EXERCISE REQUIREMENTS: Only a number is wanted: how many lines of the entries include the string "محلها"?

────────────────────────────────────────

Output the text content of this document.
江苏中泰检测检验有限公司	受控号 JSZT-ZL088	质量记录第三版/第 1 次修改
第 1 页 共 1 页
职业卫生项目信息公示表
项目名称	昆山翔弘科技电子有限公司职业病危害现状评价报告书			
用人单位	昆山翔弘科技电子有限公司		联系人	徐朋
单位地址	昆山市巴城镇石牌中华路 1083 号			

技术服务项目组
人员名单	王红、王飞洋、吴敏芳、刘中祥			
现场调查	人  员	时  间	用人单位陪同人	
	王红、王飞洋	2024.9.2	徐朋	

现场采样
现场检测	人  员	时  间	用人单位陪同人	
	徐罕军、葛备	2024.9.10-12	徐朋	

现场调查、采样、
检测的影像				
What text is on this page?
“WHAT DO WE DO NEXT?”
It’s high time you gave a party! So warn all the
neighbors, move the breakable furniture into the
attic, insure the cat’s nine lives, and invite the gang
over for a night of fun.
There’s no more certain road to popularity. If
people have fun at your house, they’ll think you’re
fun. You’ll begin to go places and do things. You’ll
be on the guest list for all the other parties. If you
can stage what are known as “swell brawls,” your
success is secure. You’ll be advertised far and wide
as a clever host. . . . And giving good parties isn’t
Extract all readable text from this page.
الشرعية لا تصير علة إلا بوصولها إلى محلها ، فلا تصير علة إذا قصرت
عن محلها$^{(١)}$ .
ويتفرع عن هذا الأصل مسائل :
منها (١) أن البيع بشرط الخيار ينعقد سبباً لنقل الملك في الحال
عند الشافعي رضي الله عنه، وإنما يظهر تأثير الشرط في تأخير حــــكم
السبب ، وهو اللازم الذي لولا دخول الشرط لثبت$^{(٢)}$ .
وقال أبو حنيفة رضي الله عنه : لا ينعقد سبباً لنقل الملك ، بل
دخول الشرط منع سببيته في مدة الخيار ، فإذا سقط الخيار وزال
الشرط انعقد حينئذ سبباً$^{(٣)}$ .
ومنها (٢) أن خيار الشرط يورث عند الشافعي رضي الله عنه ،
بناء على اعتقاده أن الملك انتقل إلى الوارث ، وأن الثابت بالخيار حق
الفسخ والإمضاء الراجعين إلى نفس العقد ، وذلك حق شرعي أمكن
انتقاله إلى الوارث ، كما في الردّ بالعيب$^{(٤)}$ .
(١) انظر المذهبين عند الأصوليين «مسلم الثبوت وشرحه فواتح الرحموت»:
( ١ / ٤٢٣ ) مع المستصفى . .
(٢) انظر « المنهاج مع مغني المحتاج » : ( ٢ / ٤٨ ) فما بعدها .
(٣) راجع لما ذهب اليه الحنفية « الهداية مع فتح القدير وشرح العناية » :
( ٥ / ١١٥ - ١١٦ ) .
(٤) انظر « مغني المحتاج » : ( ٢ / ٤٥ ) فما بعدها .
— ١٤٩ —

────────────────────────────────────────

EXPECTED ANSWER: 2